Written exercise — Using the listing below, copy every line that mentions "What".

[Stored data entries]

━━━━━━━━━━━━━━━━━━━━━━━━━━━━━━

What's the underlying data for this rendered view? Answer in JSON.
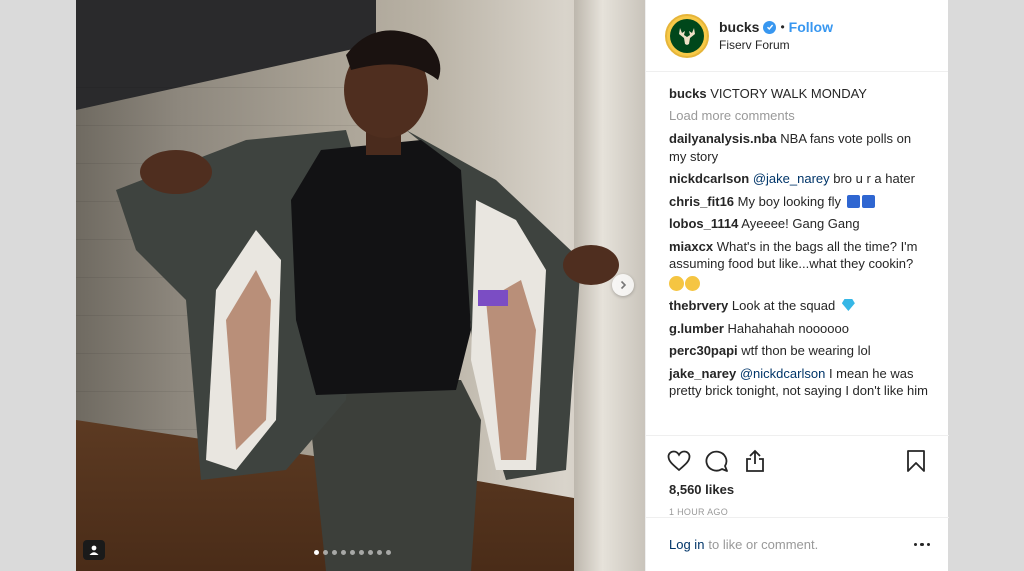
{
  "post": {
    "header": {
      "username": "bucks",
      "separator": "•",
      "follow_label": "Follow",
      "location": "Fiserv Forum",
      "verified_icon": "verified-badge-icon"
    },
    "caption": {
      "username": "bucks",
      "text": "VICTORY WALK MONDAY"
    },
    "load_more_label": "Load more comments",
    "comments": [
      {
        "user": "dailyanalysis.nba",
        "text": "NBA fans vote polls on my story"
      },
      {
        "user": "nickdcarlson",
        "mention": "@jake_narey",
        "text": "bro u r a hater"
      },
      {
        "user": "chris_fit16",
        "text": "My boy looking fly"
      },
      {
        "user": "lobos_1114",
        "text": "Ayeeee! Gang Gang"
      },
      {
        "user": "miaxcx",
        "text": "What's in the bags all the time? I'm assuming food but like...what they cookin?"
      },
      {
        "user": "thebrvery",
        "text": "Look at the squad"
      },
      {
        "user": "g.lumber",
        "text": "Hahahahah noooooo"
      },
      {
        "user": "perc30papi",
        "text": "wtf thon be wearing lol"
      },
      {
        "user": "jake_narey",
        "mention": "@nickdcarlson",
        "text": "I mean he was pretty brick tonight, not saying I don't like him"
      }
    ],
    "likes": "8,560 likes",
    "time": "1 HOUR AGO",
    "login_link": "Log in",
    "login_text": "to like or comment.",
    "carousel": {
      "total": 9,
      "active_index": 0
    },
    "colors": {
      "accent": "#3897f0",
      "link": "#003569",
      "brand_green": "#00471b",
      "brand_cream": "#f7c948"
    }
  }
}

━━━━━━━━━━━━━━━━━━━━━━━━━━━━━━

Written reply —
What's the underlying data for this rendered view? Answer in JSON.
        "text": "What's in the bags all the time? I'm assuming food but like...what they cookin?"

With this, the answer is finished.